- **Required task A**
Copy the records word for word, from their first line through the line that contains "headline: Escapes and".

- **Extracted text**

>>>

# Visualization of Streamflow Conditions at Streamgages

This notebook provides a demonstration of the use of [hyswap](https://doi-usgs.github.io/hyswap/) python package for calculating streamflow percentiles and then visualizing streamflow conditions at multiple streamflow gages. 

This example notebook relies on use of the [dataretrieval](https://github.com/DOI-USGS/dataRetrieval) package for downloading streamflow information from USGS Water Data for the Nation as well as the [geopandas](https://geopandas.org/) package for mapping functionality. All of the other packages used in this notebook are either part of the standard python library or are dependencies of hyswap.


In [None]:
# Run commented lines below to install geopandas and mapping dependencies from within the notebook
#import sys
#!{sys.executable} -m pip install geopandas folium mapclassify

In [None]:
from dataretrieval import waterdata
from hyswap import utils, percentiles
import numpy as np
import pandas as pd
from datetime import datetime, timedelta
from zoneinfo import ZoneInfo

from tqdm import tqdm # used for progress bar indicators
import warnings
warnings.filterwarnings('ignore') # ignore warnings from dataretrieval

**NOTE:** The `tqdm` package is used in for-loops in this notebook to show a data download progress bar, which may be informative to the user. The specification below (`disable_tdqm`) determines whether this progress bar is displayed when the notebook renders. It is set to `True` when rendering the notebook in the `hyswap` GitHub documentation site. To see the progress bars in this notebook, set `disable_tqdm=False`.

In [None]:
disable_tqdm=True

## Define Helper Functions
The `hyswap` package provides functionality for calculating non-interpretive streamflow statistics but does not provide functionality for correcting invalid data or geospatial capabilities for mapping. Here we setup some simple helper functions we can re-use throughout the notebook to QAQC data and create maps. We will be using data from `dataretrieval`, which returns geodataframes if `geopandas` is installed in your environment. If your dataset does not include geometry information, you will need to manually specify it using `geopandas.GeoDataFrame()`.

<<<

- **Dataset entries**
>>>

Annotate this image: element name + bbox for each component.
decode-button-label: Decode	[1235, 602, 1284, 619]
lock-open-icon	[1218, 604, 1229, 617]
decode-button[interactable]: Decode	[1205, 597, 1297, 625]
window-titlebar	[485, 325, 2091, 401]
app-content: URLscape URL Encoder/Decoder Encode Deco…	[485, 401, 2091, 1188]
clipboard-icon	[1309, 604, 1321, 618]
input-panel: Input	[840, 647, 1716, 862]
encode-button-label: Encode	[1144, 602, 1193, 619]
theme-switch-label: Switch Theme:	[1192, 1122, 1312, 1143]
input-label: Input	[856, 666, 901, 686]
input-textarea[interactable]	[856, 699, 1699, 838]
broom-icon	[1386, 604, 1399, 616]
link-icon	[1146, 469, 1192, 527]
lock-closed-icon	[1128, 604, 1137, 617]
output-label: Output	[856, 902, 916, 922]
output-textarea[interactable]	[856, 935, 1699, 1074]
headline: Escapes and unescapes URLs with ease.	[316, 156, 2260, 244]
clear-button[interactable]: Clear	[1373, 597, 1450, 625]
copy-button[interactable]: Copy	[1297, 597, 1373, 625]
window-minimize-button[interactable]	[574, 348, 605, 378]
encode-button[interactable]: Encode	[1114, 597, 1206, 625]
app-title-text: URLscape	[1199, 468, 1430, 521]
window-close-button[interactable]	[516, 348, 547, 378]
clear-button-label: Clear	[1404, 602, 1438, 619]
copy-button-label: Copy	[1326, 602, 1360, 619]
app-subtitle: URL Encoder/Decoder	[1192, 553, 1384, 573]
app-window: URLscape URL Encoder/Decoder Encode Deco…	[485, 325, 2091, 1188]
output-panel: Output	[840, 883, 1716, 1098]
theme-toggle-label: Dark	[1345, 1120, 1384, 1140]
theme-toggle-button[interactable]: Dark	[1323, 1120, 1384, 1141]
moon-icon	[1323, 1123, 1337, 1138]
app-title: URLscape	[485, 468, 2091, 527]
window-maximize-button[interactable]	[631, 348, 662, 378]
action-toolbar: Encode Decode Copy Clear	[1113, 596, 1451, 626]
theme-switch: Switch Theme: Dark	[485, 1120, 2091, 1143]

<<<

- **Required task B**
Summarize the streamflow notebook in two sentences.

- **Complete answer A**
Annotate this image: element name + bbox for each component.
decode-button-label: Decode	[1235, 602, 1284, 619]
lock-open-icon	[1218, 604, 1229, 617]
decode-button[interactable]: Decode	[1205, 597, 1297, 625]
window-titlebar	[485, 325, 2091, 401]
app-content: URLscape URL Encoder/Decoder Encode Deco…	[485, 401, 2091, 1188]
clipboard-icon	[1309, 604, 1321, 618]
input-panel: Input	[840, 647, 1716, 862]
encode-button-label: Encode	[1144, 602, 1193, 619]
theme-switch-label: Switch Theme:	[1192, 1122, 1312, 1143]
input-label: Input	[856, 666, 901, 686]
input-textarea[interactable]	[856, 699, 1699, 838]
broom-icon	[1386, 604, 1399, 616]
link-icon	[1146, 469, 1192, 527]
lock-closed-icon	[1128, 604, 1137, 617]
output-label: Output	[856, 902, 916, 922]
output-textarea[interactable]	[856, 935, 1699, 1074]
headline: Escapes and unescapes URLs with ease.	[316, 156, 2260, 244]

- **Complete answer B**
The notebook shows how to use the hyswap Python package to calculate streamflow percentiles and visualize streamflow conditions at multiple gages. It uses the dataretrieval package to download streamflow data from USGS Water Data for the Nation and geopandas for mapping, and it sets up helper functions for checking data quality and making maps, which hyswap itself does not provide.